→ **What to work on**
Copy each entry as it stands, leaving nothing out.

→ **Supplied data**
---+---

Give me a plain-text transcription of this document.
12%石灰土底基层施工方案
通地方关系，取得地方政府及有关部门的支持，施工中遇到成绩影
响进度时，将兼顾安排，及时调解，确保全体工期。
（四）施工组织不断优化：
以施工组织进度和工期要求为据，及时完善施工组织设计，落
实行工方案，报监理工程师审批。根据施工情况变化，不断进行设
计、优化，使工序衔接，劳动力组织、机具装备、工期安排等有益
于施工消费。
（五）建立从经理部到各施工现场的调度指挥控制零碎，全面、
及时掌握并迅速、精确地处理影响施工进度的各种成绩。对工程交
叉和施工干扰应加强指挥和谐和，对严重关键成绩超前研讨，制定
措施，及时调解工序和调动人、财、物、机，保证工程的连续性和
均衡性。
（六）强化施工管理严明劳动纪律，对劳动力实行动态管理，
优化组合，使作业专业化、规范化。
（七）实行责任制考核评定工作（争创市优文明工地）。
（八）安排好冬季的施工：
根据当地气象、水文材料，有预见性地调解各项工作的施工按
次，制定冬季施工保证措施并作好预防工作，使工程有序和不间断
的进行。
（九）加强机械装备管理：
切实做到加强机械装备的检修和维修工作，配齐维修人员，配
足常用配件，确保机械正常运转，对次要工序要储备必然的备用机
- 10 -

---+---

→ **Exercise response**
Give me a plain-text transcription of this document.
12%石灰土底基层施工方案
通地方关系，取得地方政府及有关部门的支持，施工中遇到成绩影
响进度时，将兼顾安排，及时调解，确保全体工期。
（四）施工组织不断优化：
以施工组织进度和工期要求为据，及时完善施工组织设计，落
实行工方案，报监理工程师审批。根据施工情况变化，不断进行设
计、优化，使工序衔接，劳动力组织、机具装备、工期安排等有益
于施工消费。
（五）建立从经理部到各施工现场的调度指挥控制零碎，全面、
及时掌握并迅速、精确地处理影响施工进度的各种成绩。对工程交
叉和施工干扰应加强指挥和谐和，对严重关键成绩超前研讨，制定
措施，及时调解工序和调动人、财、物、机，保证工程的连续性和
均衡性。
（六）强化施工管理严明劳动纪律，对劳动力实行动态管理，
优化组合，使作业专业化、规范化。
（七）实行责任制考核评定工作（争创市优文明工地）。
（八）安排好冬季的施工：
根据当地气象、水文材料，有预见性地调解各项工作的施工按
次，制定冬季施工保证措施并作好预防工作，使工程有序和不间断
的进行。
（九）加强机械装备管理：
切实做到加强机械装备的检修和维修工作，配齐维修人员，配
足常用配件，确保机械正常运转，对次要工序要储备必然的备用机
- 10 -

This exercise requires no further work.